Dataset records
------

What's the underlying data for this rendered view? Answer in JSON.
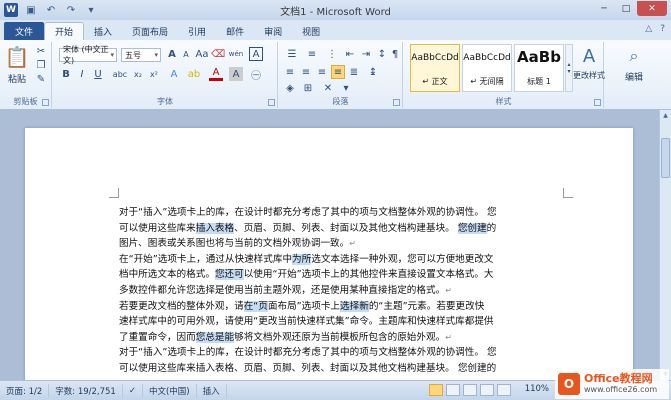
{
  "titlebar": {
    "app_icon": "W",
    "title": "文档1 - Microsoft Word",
    "qat_icons": [
      "save-icon",
      "undo-icon",
      "redo-icon",
      "customize-icon"
    ],
    "minimize": "─",
    "maximize": "□",
    "close": "✕"
  },
  "tabs": {
    "file": "文件",
    "items": [
      "开始",
      "插入",
      "页面布局",
      "引用",
      "邮件",
      "审阅",
      "视图"
    ],
    "active": "开始"
  },
  "ribbon": {
    "clipboard": {
      "label": "剪贴板",
      "paste": "粘贴"
    },
    "font": {
      "label": "字体",
      "font_name": "宋体 (中文正文)",
      "font_size": "五号",
      "wen": "wén",
      "a_letter": "A"
    },
    "paragraph": {
      "label": "段落"
    },
    "styles": {
      "label": "样式",
      "items": [
        {
          "sample": "AaBbCcDd",
          "name": "↵ 正文",
          "selected": true
        },
        {
          "sample": "AaBbCcDd",
          "name": "↵ 无间隔",
          "selected": false
        },
        {
          "sample": "AaBb",
          "name": "标题 1",
          "selected": false
        }
      ],
      "change_styles": "更改样式"
    },
    "editing": {
      "label": "编辑"
    }
  },
  "document": {
    "lines": [
      [
        {
          "t": "对于“插入”选项卡上的库，在设计时都充分考虑了其中的项与文档整体外观的协调性。 您"
        }
      ],
      [
        {
          "t": "可以使用这些库来"
        },
        {
          "t": "插入表格",
          "h": true
        },
        {
          "t": "、页眉、页脚、列表、封面以及其他文档构建基块。 "
        },
        {
          "t": "您创建",
          "h": true
        },
        {
          "t": "的"
        }
      ],
      [
        {
          "t": "图片、图表或关系图也将与当前的文档外观协调一致。"
        },
        {
          "t": "↵",
          "p": true
        }
      ],
      [
        {
          "t": "在“开始”选项卡上，通过从快速样式库中"
        },
        {
          "t": "为所",
          "h": true
        },
        {
          "t": "选文本选择一种外观，您可以方便地更改文"
        }
      ],
      [
        {
          "t": "档中所选文本的格式。"
        },
        {
          "t": "您还可",
          "h": true
        },
        {
          "t": "以使用“开始”选项卡上的其他控件来直接设置文本格式。大"
        }
      ],
      [
        {
          "t": "多数控件都允许您选择是使用当前主题外观，还是使用某种直接指定的格式。"
        },
        {
          "t": "↵",
          "p": true
        }
      ],
      [
        {
          "t": "若要更改文档的整体外观，请"
        },
        {
          "t": "在“页",
          "h": true
        },
        {
          "t": "面布局”选项卡上"
        },
        {
          "t": "选择新",
          "h": true
        },
        {
          "t": "的“主题”元素。若要更改快"
        }
      ],
      [
        {
          "t": "速样式库中的可用外观，请使用“更改当前快速样式集”命令。主题库和快速样式库都提供"
        }
      ],
      [
        {
          "t": "了重置命令，因而"
        },
        {
          "t": "您总是能",
          "h": true
        },
        {
          "t": "够将文档外观还原为当前模板所包含的原始外观。"
        },
        {
          "t": "↵",
          "p": true
        }
      ],
      [
        {
          "t": "对于“插入”选项卡上的库，在设计时都充分考虑了其中的项与文档整体外观的协调性。 您"
        }
      ],
      [
        {
          "t": "可以使用这些库来插入表格、页眉、页脚、列表、封面以及其他文档构建基块。 您创建的"
        }
      ]
    ]
  },
  "statusbar": {
    "page": "页面: 1/2",
    "words": "字数: 19/2,751",
    "language": "中文(中国)",
    "mode": "插入",
    "zoom": "110%"
  },
  "logo": {
    "mark": "O",
    "line1": "Office教程网",
    "line2": "www.office26.com"
  },
  "colors": {
    "file_tab": "#2b5797",
    "highlight": "#c6dcf5",
    "logo": "#e8561e"
  }
}
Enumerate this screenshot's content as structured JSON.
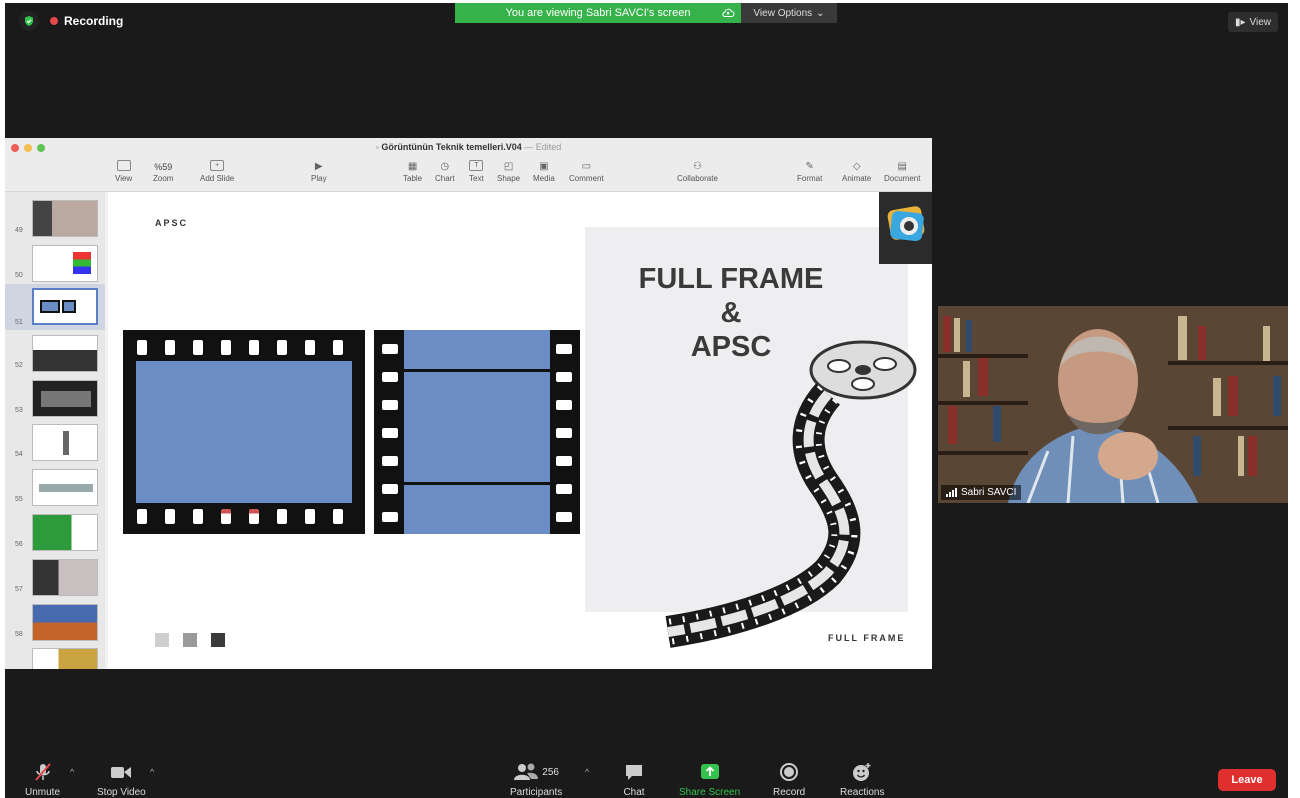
{
  "top_bar": {
    "recording_label": "Recording",
    "banner_text": "You are viewing Sabri SAVCI's screen",
    "view_options_label": "View Options",
    "view_label": "View"
  },
  "keynote": {
    "title": "Görüntünün Teknik temelleri.V04",
    "edited": "Edited",
    "toolbar": {
      "view": "View",
      "zoom_value": "%59",
      "zoom": "Zoom",
      "add_slide": "Add Slide",
      "play": "Play",
      "table": "Table",
      "chart": "Chart",
      "text": "Text",
      "shape": "Shape",
      "media": "Media",
      "comment": "Comment",
      "collaborate": "Collaborate",
      "format": "Format",
      "animate": "Animate",
      "document": "Document"
    },
    "slide_numbers": [
      "49",
      "50",
      "51",
      "52",
      "53",
      "54",
      "55",
      "56",
      "57",
      "58"
    ],
    "selected_slide": "51",
    "slide": {
      "apsc_small": "APSC",
      "title_line1": "FULL FRAME",
      "title_line2": "&",
      "title_line3": "APSC",
      "full_frame_small": "FULL FRAME"
    }
  },
  "participant": {
    "name": "Sabri SAVCI"
  },
  "bottom_bar": {
    "unmute": "Unmute",
    "stop_video": "Stop Video",
    "participants": "Participants",
    "participants_count": "256",
    "chat": "Chat",
    "share_screen": "Share Screen",
    "record": "Record",
    "reactions": "Reactions",
    "leave": "Leave"
  },
  "colors": {
    "banner_green": "#35b24a",
    "leave_red": "#e02f2f",
    "film_blue": "#6b8cc4"
  }
}
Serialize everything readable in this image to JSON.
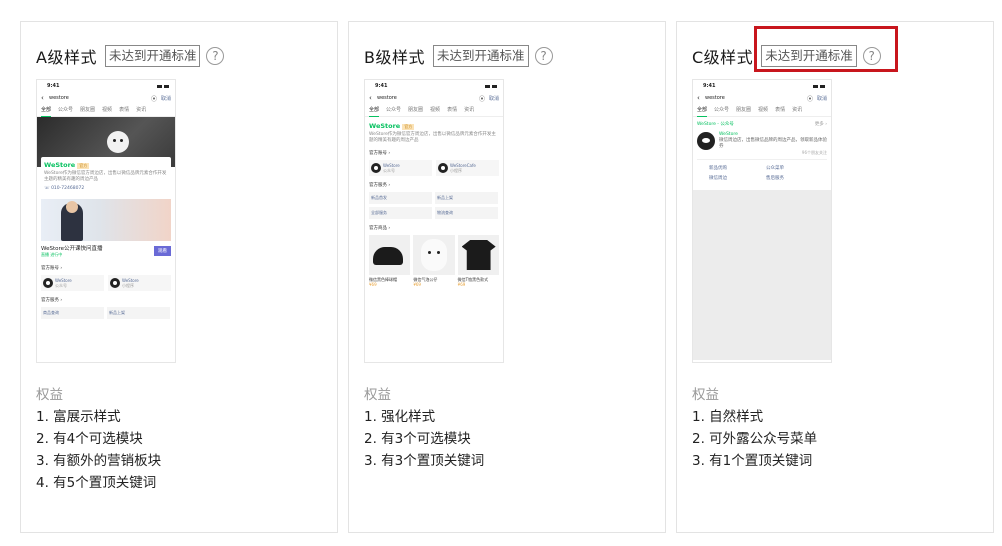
{
  "colors": {
    "accent_green": "#07c160",
    "highlight_red": "#c8161d",
    "link_blue": "#576b95"
  },
  "help_glyph": "?",
  "cards": [
    {
      "title": "A级样式",
      "status": "未达到开通标准",
      "rights_title": "权益",
      "rights": [
        "1. 富展示样式",
        "2. 有4个可选模块",
        "3. 有额外的营销板块",
        "4. 有5个置顶关键词"
      ]
    },
    {
      "title": "B级样式",
      "status": "未达到开通标准",
      "rights_title": "权益",
      "rights": [
        "1. 强化样式",
        "2. 有3个可选模块",
        "3. 有3个置顶关键词"
      ]
    },
    {
      "title": "C级样式",
      "status": "未达到开通标准",
      "rights_title": "权益",
      "rights": [
        "1. 自然样式",
        "2. 可外露公众号菜单",
        "3. 有1个置顶关键词"
      ]
    }
  ],
  "phone": {
    "time": "9:41",
    "query": "westore",
    "cancel": "取消",
    "tabs": [
      "全部",
      "公众号",
      "朋友圈",
      "视频",
      "表情",
      "资讯"
    ]
  },
  "preview_a": {
    "store_name": "WeStore",
    "store_tag": "官方",
    "store_desc": "WeStore作为微信官方周边店，出售以微信品牌元素合作开发主题的精美有趣的周边产品",
    "phone": "010-72468072",
    "live_title": "WeStore公开课快问直播",
    "live_sub": "直播  进行中",
    "live_btn": "观看",
    "accounts_title": "官方账号",
    "accounts": [
      {
        "name": "WeStore",
        "sub": "公众号"
      },
      {
        "name": "WeStore",
        "sub": "小程序"
      }
    ],
    "services_title": "官方服务",
    "services": [
      "商品查询",
      "新品上架"
    ]
  },
  "preview_b": {
    "store_name": "WeStore",
    "store_tag": "官方",
    "store_desc": "WeStore作为微信官方周边店，出售以微信品牌元素合作开发主题的精美有趣的周边产品",
    "accounts_title": "官方账号",
    "accounts": [
      {
        "name": "WeStore",
        "sub": "公众号"
      },
      {
        "name": "WeStoreCafe",
        "sub": "小程序"
      }
    ],
    "services_title": "官方服务",
    "services": [
      "新品首发",
      "新品上架",
      "全部服务",
      "物流查询"
    ],
    "goods_title": "官方商品",
    "goods": [
      {
        "name": "微信黑色棒球帽",
        "price": "¥69"
      },
      {
        "name": "微信气泡公仔",
        "price": "¥69"
      },
      {
        "name": "微信T恤黑色款式",
        "price": "¥69"
      }
    ]
  },
  "preview_c": {
    "head": "WeStore - 公众号",
    "more": "更多",
    "name": "WeStore",
    "desc": "微信周边店，出售微信品牌的周边产品，领取新品体验券",
    "note": "96个朋友关注",
    "menu": [
      "新品优购",
      "公众菜单",
      "微信周边",
      "售后服务"
    ]
  }
}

------

> **EXERCISE OBJECTIVE**
From the data, list each line in which the string "FULL" appears.

> **EXERCISE RESPONSE**
      "title_line1": "FULL FRAME",
      "full_frame_small": "FULL FRAME"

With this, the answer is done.